━━━━━ Excerpt to read

Gaining users. Lessons learned from blogging.

Posted on April 6, 2008. Filed under: 43 Things, advice, attention capturing, become well-known, blogging, competition, gaining users, lessons learned, mistakes in dealing with page visitors, providing benefit, respect, rules of thumb, series of posts, social interaction, story, user experience | Tags: , , , , , , , , , |

This one is going to be a bit long, as I refer to my own experiences in blogging, how I approached increasing the number of readers, my failures and lessons learned. In the end, I come up with a conclusion that points back into the direction of usability and communities.

━━━━━━━━━━
━━━━━ Extracted material

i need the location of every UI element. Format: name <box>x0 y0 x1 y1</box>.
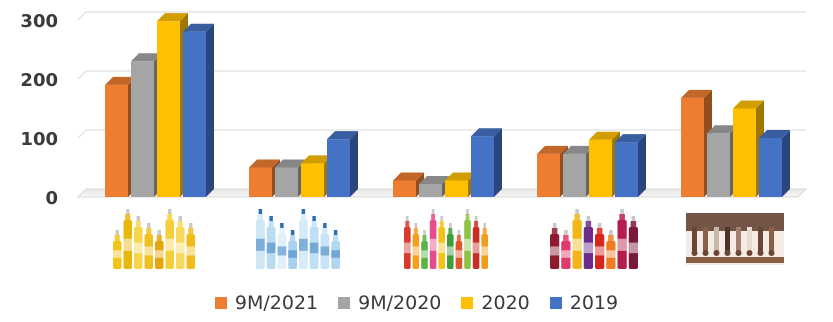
category-images <box>113 209 784 269</box>
gridline-side <box>77 129 87 139</box>
bar <box>471 128 502 197</box>
legend-item: 9M/2020 <box>338 292 441 314</box>
legend-swatch <box>338 297 351 309</box>
y-tick-label: 0 <box>45 188 58 209</box>
legend-item: 2020 <box>461 292 530 314</box>
production-line-icon <box>686 213 784 265</box>
legend-item: 2019 <box>549 292 619 314</box>
y-tick-label: 200 <box>20 70 58 91</box>
y-axis: 0 100 200 300 <box>20 11 58 209</box>
cooking-oil-bottles-icon <box>113 209 195 269</box>
bar <box>327 131 358 197</box>
juice-bottles-icon <box>550 209 638 269</box>
legend-item: 9M/2021 <box>214 292 319 314</box>
legend: 9M/2021 9M/2020 2020 2019 <box>0 288 833 318</box>
y-tick-label: 300 <box>20 11 58 32</box>
legend-label: 2020 <box>481 292 530 314</box>
y-tick-label: 100 <box>20 129 58 150</box>
legend-label: 9M/2021 <box>234 292 319 314</box>
gridline-side <box>77 11 87 21</box>
legend-swatch <box>461 297 474 309</box>
bars <box>105 13 790 198</box>
water-bottles-icon <box>256 209 340 269</box>
bar <box>301 155 332 197</box>
bar <box>615 134 646 197</box>
legend-swatch <box>549 297 562 309</box>
legend-label: 2019 <box>569 292 619 314</box>
soft-drink-bottles-icon <box>404 209 488 269</box>
bar <box>759 130 790 197</box>
legend-swatch <box>214 297 227 309</box>
bar <box>183 23 214 197</box>
gridline-side <box>77 70 87 80</box>
legend-label: 9M/2020 <box>358 292 442 314</box>
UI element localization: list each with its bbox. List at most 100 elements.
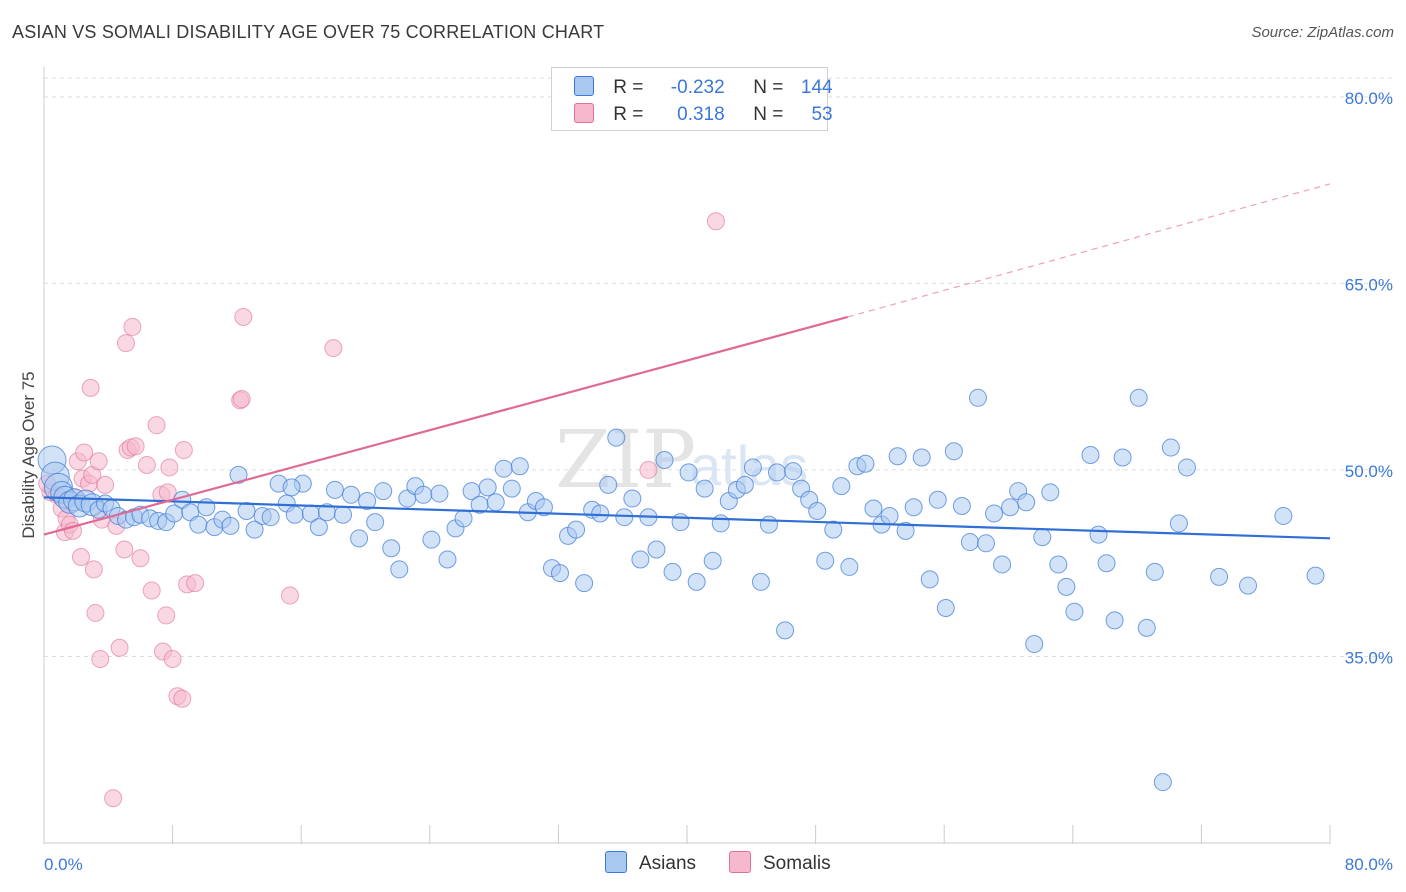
asians-point [968,388,987,407]
asians-point [679,463,698,482]
somalis-point [147,416,166,435]
asians-point [414,485,433,504]
asians-point [430,484,449,503]
asians-point [751,572,770,591]
asians-point [221,516,240,535]
asians-point [1001,498,1020,517]
asians-point [309,518,328,537]
asians-point [333,505,352,524]
y-tick-label: 80.0% [1345,89,1393,108]
asians-point [840,557,859,576]
asians-point [1129,388,1148,407]
asians-n-value: 144 [800,77,833,98]
asians-point [551,564,570,583]
asians-point [1274,506,1293,525]
legend-n-label: N = [753,104,784,125]
somalis-point [86,603,105,622]
somalis-point [160,458,179,477]
asians-point [1041,483,1060,502]
somalis-point [157,606,176,625]
asians-point [655,450,674,469]
asians-point [607,428,626,447]
asians-point [1049,555,1068,574]
asians-point [237,501,256,520]
asians-point [245,520,264,539]
asians-point [856,454,875,473]
somalis-n-value: 53 [811,104,833,125]
somalis-trend-line [43,315,849,536]
somalis-point [639,460,658,479]
asians-point [422,530,441,549]
asians-point [816,551,835,570]
grid-lines [44,77,1395,657]
asians-point [510,457,529,476]
asians-point [960,533,979,552]
asians-point [1137,618,1156,637]
watermark-zip: ZIP [555,413,696,506]
asians-point [282,478,301,497]
asians-point [759,515,778,534]
asians-point [864,499,883,518]
somalis-point [280,586,299,605]
chart-title: ASIAN VS SOMALI DISABILITY AGE OVER 75 C… [12,22,605,42]
asians-point [687,572,706,591]
somalis-point [173,689,192,708]
asians-point [832,477,851,496]
asians-point [768,463,787,482]
somalis-point [163,649,182,668]
asians-point [615,508,634,527]
somalis-point [234,307,253,326]
somalis-point [706,212,725,231]
asians-point [735,475,754,494]
asians-point [350,529,369,548]
asians-point [1065,602,1084,621]
bottom-legend-somalis: Somalis [729,851,831,875]
somalis-swatch [574,103,594,123]
y-tick-label: 35.0% [1345,648,1393,667]
asians-point [1306,566,1325,585]
somalis-trend-extension [847,183,1331,318]
asians-point [261,508,280,527]
legend-row-asians: R = -0.232 N = 144 [574,76,833,98]
asians-point [776,621,795,640]
somalis-point [126,437,145,456]
asians-point [502,479,521,498]
asians-point [976,534,995,553]
somalis-point [75,443,94,462]
somalis-r-value: 0.318 [677,104,725,125]
axes [43,67,1331,844]
asians-point [631,550,650,569]
asians-point [1057,577,1076,596]
asians-point [1153,773,1172,792]
somalis-point [81,378,100,397]
asians-point [936,598,955,617]
asians-point [454,509,473,528]
asians-point [1145,562,1164,581]
asians-point [743,458,762,477]
asians-point [888,447,907,466]
asians-point [1089,525,1108,544]
asians-point [325,480,344,499]
y-tick-label: 65.0% [1345,275,1393,294]
asians-point [374,482,393,501]
asians-point [1177,458,1196,477]
asians-r-value: -0.232 [670,77,725,98]
asians-point [438,550,457,569]
asians-point [695,479,714,498]
asians-point [920,570,939,589]
asians-point [1105,611,1124,630]
x-tick-label: 80.0% [1345,855,1393,874]
y-tick-label: 50.0% [1345,462,1393,481]
asians-point [486,493,505,512]
asians-point [358,492,377,511]
asians-point [599,475,618,494]
asians-point [993,555,1012,574]
somalis-point [89,452,108,471]
asians-trend-line [43,496,1331,540]
asians-point [366,513,385,532]
legend-row-somalis: R = 0.318 N = 53 [574,103,833,125]
somalis-point [104,789,123,808]
somalis-point [186,574,205,593]
asians-point [229,465,248,484]
legend-r-label: R = [613,77,644,98]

━━━━━━━━━━

Quote the blog post above about gaining readers through blogging, word for word and in full.

Output of the exercise |
Gaining users. Lessons learned from blogging.

Posted on April 6, 2008. Filed under: 43 Things, advice, attention capturing, become well-known, blogging, competition, gaining users, lessons learned, mistakes in dealing with page visitors, providing benefit, respect, rules of thumb, series of posts, social interaction, story, user experience | Tags: , , , , , , , , , |

This one is going to be a bit long, as I refer to my own experiences in blogging, how I approached increasing the number of readers, my failures and lessons learned. In the end, I come up with a conclusion that points back into the direction of usability and communities.